─── Records supplied

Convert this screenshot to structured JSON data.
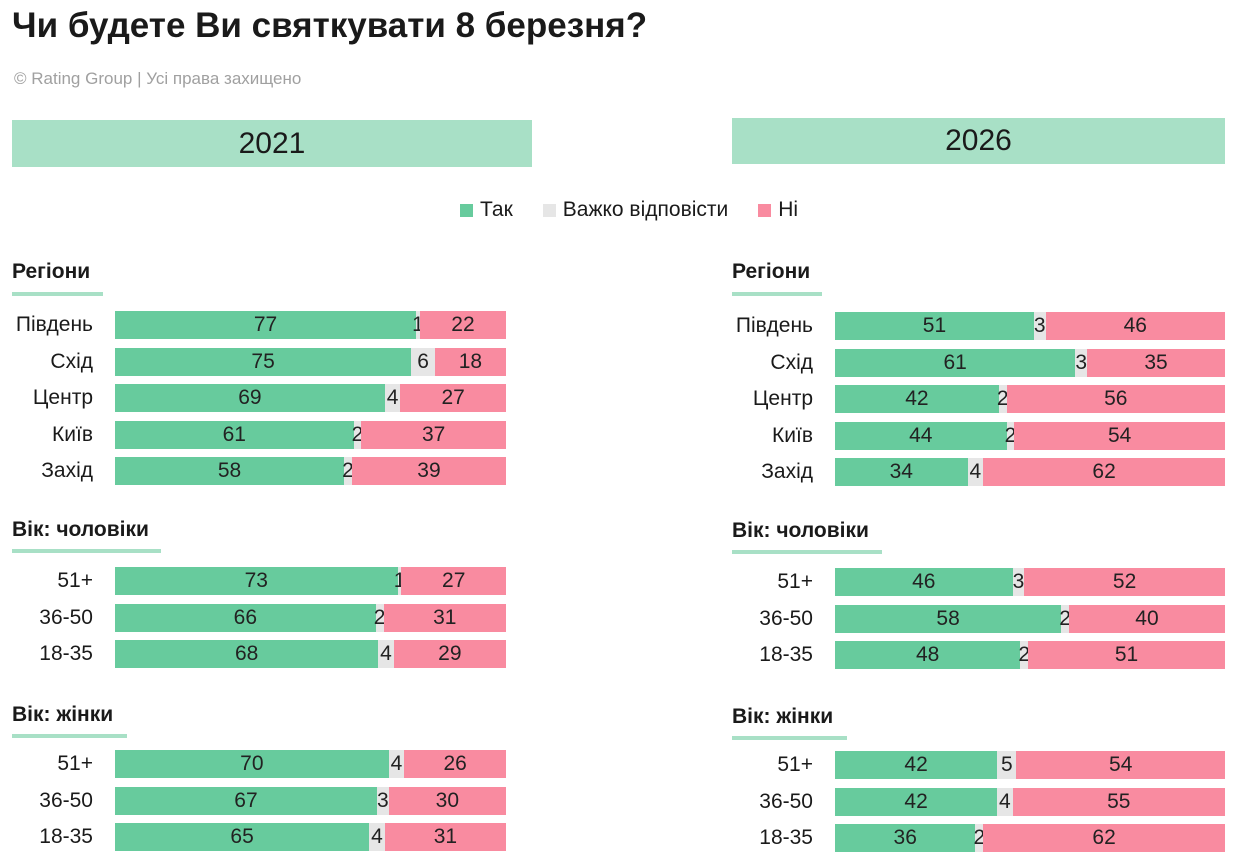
{
  "title": "Чи будете Ви святкувати 8 березня?",
  "subtitle": "© Rating Group | Усі права захищено",
  "colors": {
    "yes": "#67cb9d",
    "hard": "#e6e6e6",
    "no": "#f98ba0",
    "banner": "#a8e0c6"
  },
  "legend": [
    {
      "key": "yes",
      "label": "Так"
    },
    {
      "key": "hard",
      "label": "Важко відповісти"
    },
    {
      "key": "no",
      "label": "Ні"
    }
  ],
  "chart_data": [
    {
      "type": "bar",
      "title": "2021",
      "series_names": [
        "Так",
        "Важко відповісти",
        "Ні"
      ],
      "groups": [
        {
          "name": "Регіони",
          "rows": [
            {
              "label": "Південь",
              "values": [
                77,
                1,
                22
              ]
            },
            {
              "label": "Схід",
              "values": [
                75,
                6,
                18
              ]
            },
            {
              "label": "Центр",
              "values": [
                69,
                4,
                27
              ]
            },
            {
              "label": "Київ",
              "values": [
                61,
                2,
                37
              ]
            },
            {
              "label": "Захід",
              "values": [
                58,
                2,
                39
              ]
            }
          ]
        },
        {
          "name": "Вік: чоловіки",
          "rows": [
            {
              "label": "51+",
              "values": [
                73,
                1,
                27
              ]
            },
            {
              "label": "36-50",
              "values": [
                66,
                2,
                31
              ]
            },
            {
              "label": "18-35",
              "values": [
                68,
                4,
                29
              ]
            }
          ]
        },
        {
          "name": "Вік: жінки",
          "rows": [
            {
              "label": "51+",
              "values": [
                70,
                4,
                26
              ]
            },
            {
              "label": "36-50",
              "values": [
                67,
                3,
                30
              ]
            },
            {
              "label": "18-35",
              "values": [
                65,
                4,
                31
              ]
            }
          ]
        }
      ]
    },
    {
      "type": "bar",
      "title": "2026",
      "series_names": [
        "Так",
        "Важко відповісти",
        "Ні"
      ],
      "groups": [
        {
          "name": "Регіони",
          "rows": [
            {
              "label": "Південь",
              "values": [
                51,
                3,
                46
              ]
            },
            {
              "label": "Схід",
              "values": [
                61,
                3,
                35
              ]
            },
            {
              "label": "Центр",
              "values": [
                42,
                2,
                56
              ]
            },
            {
              "label": "Київ",
              "values": [
                44,
                2,
                54
              ]
            },
            {
              "label": "Захід",
              "values": [
                34,
                4,
                62
              ]
            }
          ]
        },
        {
          "name": "Вік: чоловіки",
          "rows": [
            {
              "label": "51+",
              "values": [
                46,
                3,
                52
              ]
            },
            {
              "label": "36-50",
              "values": [
                58,
                2,
                40
              ]
            },
            {
              "label": "18-35",
              "values": [
                48,
                2,
                51
              ]
            }
          ]
        },
        {
          "name": "Вік: жінки",
          "rows": [
            {
              "label": "51+",
              "values": [
                42,
                5,
                54
              ]
            },
            {
              "label": "36-50",
              "values": [
                42,
                4,
                55
              ]
            },
            {
              "label": "18-35",
              "values": [
                36,
                2,
                62
              ]
            }
          ]
        }
      ]
    }
  ]
}
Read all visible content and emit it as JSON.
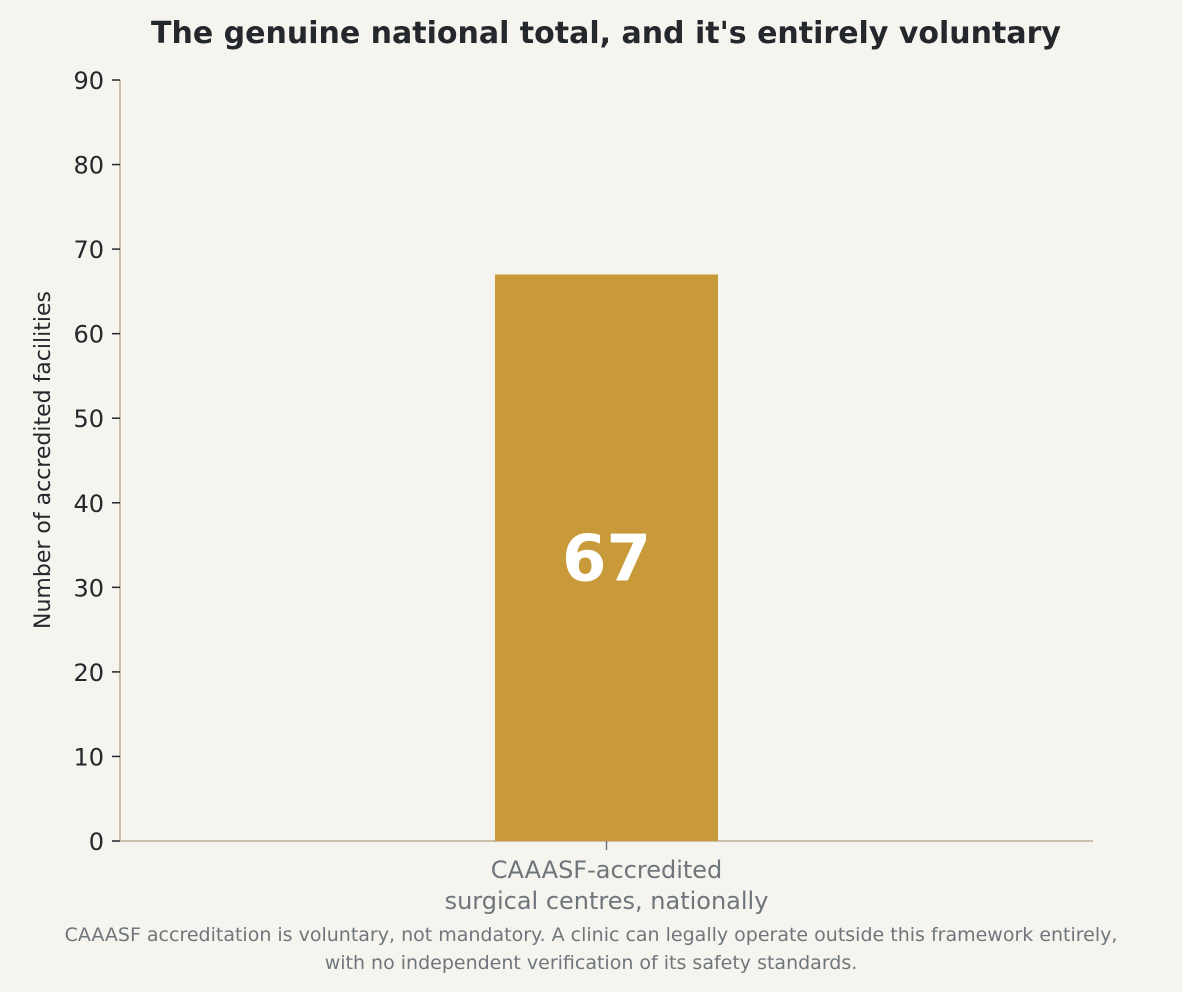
{
  "chart_data": {
    "type": "bar",
    "title": "The genuine national total, and it's entirely voluntary",
    "ylabel": "Number of accredited facilities",
    "xlabel": "",
    "categories": [
      [
        "CAAASF-accredited",
        "surgical centres, nationally"
      ]
    ],
    "values": [
      67
    ],
    "data_labels": [
      "67"
    ],
    "ylim": [
      0,
      90
    ],
    "yticks": [
      0,
      10,
      20,
      30,
      40,
      50,
      60,
      70,
      80,
      90
    ],
    "grid": false,
    "legend": "none",
    "colors": {
      "bar": "#c89a39",
      "axis": "#cbbfac",
      "text": "#24272b",
      "muted": "#6f767b",
      "background": "#f5f4ef"
    }
  },
  "footnote": [
    "CAAASF accreditation is voluntary, not mandatory. A clinic can legally operate outside this framework entirely,",
    "with no independent verification of its safety standards."
  ]
}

──────

• [Work to be completed]
Please write out all the data again word for word, but not the pictures.

• [Exercise response]
Convert this screenshot to structured JSON data.
{
  "title": "Чи будете Ви святкувати 8 березня?",
  "subtitle": "© Rating Group | Усі права захищено",
  "colors": {
    "yes": "#67cb9d",
    "hard": "#e6e6e6",
    "no": "#f98ba0",
    "banner": "#a8e0c6"
  },
  "legend": [
    {
      "key": "yes",
      "label": "Так"
    },
    {
      "key": "hard",
      "label": "Важко відповісти"
    },
    {
      "key": "no",
      "label": "Ні"
    }
  ],
  "chart_data": [
    {
      "type": "bar",
      "title": "2021",
      "series_names": [
        "Так",
        "Важко відповісти",
        "Ні"
      ],
      "groups": [
        {
          "name": "Регіони",
          "rows": [
            {
              "label": "Південь",
              "values": [
                77,
                1,
                22
              ]
            },
            {
              "label": "Схід",
              "values": [
                75,
                6,
                18
              ]
            },
            {
              "label": "Центр",
              "values": [
                69,
                4,
                27
              ]
            },
            {
              "label": "Київ",
              "values": [
                61,
                2,
                37
              ]
            },
            {
              "label": "Захід",
              "values": [
                58,
                2,
                39
              ]
            }
          ]
        },
        {
          "name": "Вік: чоловіки",
          "rows": [
            {
              "label": "51+",
              "values": [
                73,
                1,
                27
              ]
            },
            {
              "label": "36-50",
              "values": [
                66,
                2,
                31
              ]
            },
            {
              "label": "18-35",
              "values": [
                68,
                4,
                29
              ]
            }
          ]
        },
        {
          "name": "Вік: жінки",
          "rows": [
            {
              "label": "51+",
              "values": [
                70,
                4,
                26
              ]
            },
            {
              "label": "36-50",
              "values": [
                67,
                3,
                30
              ]
            },
            {
              "label": "18-35",
              "values": [
                65,
                4,
                31
              ]
            }
          ]
        }
      ]
    },
    {
      "type": "bar",
      "title": "2026",
      "series_names": [
        "Так",
        "Важко відповісти",
        "Ні"
      ],
      "groups": [
        {
          "name": "Регіони",
          "rows": [
            {
              "label": "Південь",
              "values": [
                51,
                3,
                46
              ]
            },
            {
              "label": "Схід",
              "values": [
                61,
                3,
                35
              ]
            },
            {
              "label": "Центр",
              "values": [
                42,
                2,
                56
              ]
            },
            {
              "label": "Київ",
              "values": [
                44,
                2,
                54
              ]
            },
            {
              "label": "Захід",
              "values": [
                34,
                4,
                62
              ]
            }
          ]
        },
        {
          "name": "Вік: чоловіки",
          "rows": [
            {
              "label": "51+",
              "values": [
                46,
                3,
                52
              ]
            },
            {
              "label": "36-50",
              "values": [
                58,
                2,
                40
              ]
            },
            {
              "label": "18-35",
              "values": [
                48,
                2,
                51
              ]
            }
          ]
        },
        {
          "name": "Вік: жінки",
          "rows": [
            {
              "label": "51+",
              "values": [
                42,
                5,
                54
              ]
            },
            {
              "label": "36-50",
              "values": [
                42,
                4,
                55
              ]
            },
            {
              "label": "18-35",
              "values": [
                36,
                2,
                62
              ]
            }
          ]
        }
      ]
    }
  ]
}
Read all visible content and emit it as JSON.
{
  "chart_data": {
    "type": "bar",
    "title": "The genuine national total, and it's entirely voluntary",
    "ylabel": "Number of accredited facilities",
    "xlabel": "",
    "categories": [
      [
        "CAAASF-accredited",
        "surgical centres, nationally"
      ]
    ],
    "values": [
      67
    ],
    "data_labels": [
      "67"
    ],
    "ylim": [
      0,
      90
    ],
    "yticks": [
      0,
      10,
      20,
      30,
      40,
      50,
      60,
      70,
      80,
      90
    ],
    "grid": false,
    "legend": "none",
    "colors": {
      "bar": "#c89a39",
      "axis": "#cbbfac",
      "text": "#24272b",
      "muted": "#6f767b",
      "background": "#f5f4ef"
    }
  },
  "footnote": [
    "CAAASF accreditation is voluntary, not mandatory. A clinic can legally operate outside this framework entirely,",
    "with no independent verification of its safety standards."
  ]
}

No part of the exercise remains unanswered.